Return the records exactly as they are.
= = = = = = =
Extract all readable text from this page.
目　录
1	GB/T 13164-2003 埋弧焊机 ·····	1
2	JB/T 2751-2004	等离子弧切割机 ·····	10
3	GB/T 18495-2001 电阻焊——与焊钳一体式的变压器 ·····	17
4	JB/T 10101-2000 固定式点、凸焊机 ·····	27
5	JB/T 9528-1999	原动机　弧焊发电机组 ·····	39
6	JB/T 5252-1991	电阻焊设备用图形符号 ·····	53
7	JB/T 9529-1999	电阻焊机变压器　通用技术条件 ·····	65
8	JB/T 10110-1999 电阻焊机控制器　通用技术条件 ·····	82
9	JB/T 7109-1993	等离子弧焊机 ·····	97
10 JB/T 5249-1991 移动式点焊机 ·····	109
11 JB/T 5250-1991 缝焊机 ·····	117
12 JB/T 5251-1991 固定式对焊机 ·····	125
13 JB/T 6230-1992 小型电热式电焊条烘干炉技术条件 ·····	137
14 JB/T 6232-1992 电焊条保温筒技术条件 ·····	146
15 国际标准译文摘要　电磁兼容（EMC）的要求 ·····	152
= = = = = = =
### Solution for this exercise
Extract all readable text from this page.
目　录
1	GB/T 13164-2003 埋弧焊机 ·····	1
2	JB/T 2751-2004	等离子弧切割机 ·····	10
3	GB/T 18495-2001 电阻焊——与焊钳一体式的变压器 ·····	17
4	JB/T 10101-2000 固定式点、凸焊机 ·····	27
5	JB/T 9528-1999	原动机　弧焊发电机组 ·····	39
6	JB/T 5252-1991	电阻焊设备用图形符号 ·····	53
7	JB/T 9529-1999	电阻焊机变压器　通用技术条件 ·····	65
8	JB/T 10110-1999 电阻焊机控制器　通用技术条件 ·····	82
9	JB/T 7109-1993	等离子弧焊机 ·····	97
10 JB/T 5249-1991 移动式点焊机 ·····	109
11 JB/T 5250-1991 缝焊机 ·····	117
12 JB/T 5251-1991 固定式对焊机 ·····	125
13 JB/T 6230-1992 小型电热式电焊条烘干炉技术条件 ·····	137
14 JB/T 6232-1992 电焊条保温筒技术条件 ·····	146
15 国际标准译文摘要　电磁兼容（EMC）的要求 ·····	152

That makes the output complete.